Exercise objective: Scan the data beneath this task and copy each line that includes "fractions".

-- start --

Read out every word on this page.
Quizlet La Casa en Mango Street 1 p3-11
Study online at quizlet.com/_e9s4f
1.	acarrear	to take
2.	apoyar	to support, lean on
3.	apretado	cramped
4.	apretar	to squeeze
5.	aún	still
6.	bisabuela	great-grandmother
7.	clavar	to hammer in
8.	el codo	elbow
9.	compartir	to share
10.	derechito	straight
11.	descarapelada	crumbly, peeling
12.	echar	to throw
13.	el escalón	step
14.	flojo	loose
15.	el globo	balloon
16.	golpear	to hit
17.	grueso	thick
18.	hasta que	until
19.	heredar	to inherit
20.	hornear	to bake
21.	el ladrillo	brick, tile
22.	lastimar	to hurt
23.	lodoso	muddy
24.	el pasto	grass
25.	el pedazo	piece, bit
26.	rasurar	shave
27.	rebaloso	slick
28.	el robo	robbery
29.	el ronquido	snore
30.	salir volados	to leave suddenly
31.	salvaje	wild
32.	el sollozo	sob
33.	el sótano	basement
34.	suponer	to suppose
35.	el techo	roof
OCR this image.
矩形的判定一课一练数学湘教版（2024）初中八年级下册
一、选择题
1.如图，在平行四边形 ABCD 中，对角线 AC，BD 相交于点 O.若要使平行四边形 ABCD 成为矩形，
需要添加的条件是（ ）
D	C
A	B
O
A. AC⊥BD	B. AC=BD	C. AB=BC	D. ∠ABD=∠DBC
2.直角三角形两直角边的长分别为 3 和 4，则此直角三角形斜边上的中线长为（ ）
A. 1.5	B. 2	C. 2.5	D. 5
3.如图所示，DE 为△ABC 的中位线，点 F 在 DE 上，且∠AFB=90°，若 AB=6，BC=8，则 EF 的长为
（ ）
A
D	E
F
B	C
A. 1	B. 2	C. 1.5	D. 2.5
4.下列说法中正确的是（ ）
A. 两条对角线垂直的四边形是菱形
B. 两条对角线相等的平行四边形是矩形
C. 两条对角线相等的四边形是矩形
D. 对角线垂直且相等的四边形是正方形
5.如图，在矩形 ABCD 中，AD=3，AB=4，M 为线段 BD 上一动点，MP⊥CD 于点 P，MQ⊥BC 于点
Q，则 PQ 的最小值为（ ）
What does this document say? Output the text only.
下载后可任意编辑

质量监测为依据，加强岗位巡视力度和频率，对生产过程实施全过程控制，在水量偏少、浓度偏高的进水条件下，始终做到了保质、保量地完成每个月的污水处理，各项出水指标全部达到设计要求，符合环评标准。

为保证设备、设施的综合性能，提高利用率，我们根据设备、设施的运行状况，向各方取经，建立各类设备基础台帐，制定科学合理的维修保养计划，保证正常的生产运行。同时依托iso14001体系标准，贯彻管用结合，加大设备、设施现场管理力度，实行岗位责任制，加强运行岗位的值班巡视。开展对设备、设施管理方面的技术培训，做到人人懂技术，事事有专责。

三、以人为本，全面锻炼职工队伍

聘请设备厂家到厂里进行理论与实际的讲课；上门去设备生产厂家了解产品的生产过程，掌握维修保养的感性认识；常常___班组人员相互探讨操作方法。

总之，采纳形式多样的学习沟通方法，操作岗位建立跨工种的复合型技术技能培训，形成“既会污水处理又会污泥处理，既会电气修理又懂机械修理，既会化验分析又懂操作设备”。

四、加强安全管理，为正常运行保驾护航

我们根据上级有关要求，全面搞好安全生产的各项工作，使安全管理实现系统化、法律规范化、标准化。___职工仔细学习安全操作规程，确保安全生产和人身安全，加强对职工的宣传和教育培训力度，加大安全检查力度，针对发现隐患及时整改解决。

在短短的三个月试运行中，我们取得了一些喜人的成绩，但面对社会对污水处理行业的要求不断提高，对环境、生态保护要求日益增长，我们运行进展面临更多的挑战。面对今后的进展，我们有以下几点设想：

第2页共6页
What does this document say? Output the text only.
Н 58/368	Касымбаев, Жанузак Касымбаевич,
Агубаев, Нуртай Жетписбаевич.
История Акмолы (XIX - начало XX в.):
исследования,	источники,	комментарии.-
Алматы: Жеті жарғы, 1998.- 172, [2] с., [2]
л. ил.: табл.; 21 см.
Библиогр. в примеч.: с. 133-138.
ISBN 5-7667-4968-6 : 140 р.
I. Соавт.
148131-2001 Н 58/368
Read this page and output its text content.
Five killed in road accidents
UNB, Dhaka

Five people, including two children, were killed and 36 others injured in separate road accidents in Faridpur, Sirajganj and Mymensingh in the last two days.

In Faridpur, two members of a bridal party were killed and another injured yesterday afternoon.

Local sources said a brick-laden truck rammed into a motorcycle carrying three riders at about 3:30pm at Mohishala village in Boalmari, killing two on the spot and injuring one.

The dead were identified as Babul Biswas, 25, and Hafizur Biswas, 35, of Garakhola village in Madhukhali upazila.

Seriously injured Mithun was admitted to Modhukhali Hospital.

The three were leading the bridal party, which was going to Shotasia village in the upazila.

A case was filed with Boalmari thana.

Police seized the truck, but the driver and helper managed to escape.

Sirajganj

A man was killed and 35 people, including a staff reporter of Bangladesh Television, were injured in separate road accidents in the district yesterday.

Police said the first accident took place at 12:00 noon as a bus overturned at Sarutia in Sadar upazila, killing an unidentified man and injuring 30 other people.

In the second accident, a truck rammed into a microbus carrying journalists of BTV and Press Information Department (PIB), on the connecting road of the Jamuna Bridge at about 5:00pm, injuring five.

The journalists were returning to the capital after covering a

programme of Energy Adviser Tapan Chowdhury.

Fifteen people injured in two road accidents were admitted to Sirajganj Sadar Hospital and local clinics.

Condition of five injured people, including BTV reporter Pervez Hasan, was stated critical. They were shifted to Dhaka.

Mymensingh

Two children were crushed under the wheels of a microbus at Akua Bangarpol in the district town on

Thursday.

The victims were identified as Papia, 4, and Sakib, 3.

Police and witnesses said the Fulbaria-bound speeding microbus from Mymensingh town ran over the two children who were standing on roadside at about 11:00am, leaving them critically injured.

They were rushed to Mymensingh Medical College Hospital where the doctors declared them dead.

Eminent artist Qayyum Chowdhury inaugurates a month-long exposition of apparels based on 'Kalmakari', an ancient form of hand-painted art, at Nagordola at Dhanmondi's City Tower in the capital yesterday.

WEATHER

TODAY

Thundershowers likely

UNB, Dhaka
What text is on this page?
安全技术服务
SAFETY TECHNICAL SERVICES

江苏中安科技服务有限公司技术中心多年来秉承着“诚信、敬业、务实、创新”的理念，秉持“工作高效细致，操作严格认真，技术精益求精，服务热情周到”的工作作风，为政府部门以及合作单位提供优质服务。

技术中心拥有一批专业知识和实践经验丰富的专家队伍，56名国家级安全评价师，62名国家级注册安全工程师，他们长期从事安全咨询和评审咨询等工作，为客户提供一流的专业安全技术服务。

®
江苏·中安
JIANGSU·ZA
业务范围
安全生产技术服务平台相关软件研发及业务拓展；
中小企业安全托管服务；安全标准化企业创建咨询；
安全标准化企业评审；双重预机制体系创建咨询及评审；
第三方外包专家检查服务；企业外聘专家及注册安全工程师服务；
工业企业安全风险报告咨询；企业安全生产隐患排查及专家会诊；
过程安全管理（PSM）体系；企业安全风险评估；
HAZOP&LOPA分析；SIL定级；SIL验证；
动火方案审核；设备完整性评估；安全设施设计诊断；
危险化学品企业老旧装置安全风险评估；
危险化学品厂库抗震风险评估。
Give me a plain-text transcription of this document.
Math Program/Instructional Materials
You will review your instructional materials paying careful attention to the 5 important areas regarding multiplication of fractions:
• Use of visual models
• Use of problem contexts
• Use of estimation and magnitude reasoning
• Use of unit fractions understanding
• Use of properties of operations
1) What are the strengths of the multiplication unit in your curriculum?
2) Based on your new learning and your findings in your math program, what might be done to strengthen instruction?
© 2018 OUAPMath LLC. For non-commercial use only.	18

-- end --

Task answer:
You will review your instructional materials paying careful attention to the 5 important areas regarding multiplication of fractions:
• Use of unit fractions understanding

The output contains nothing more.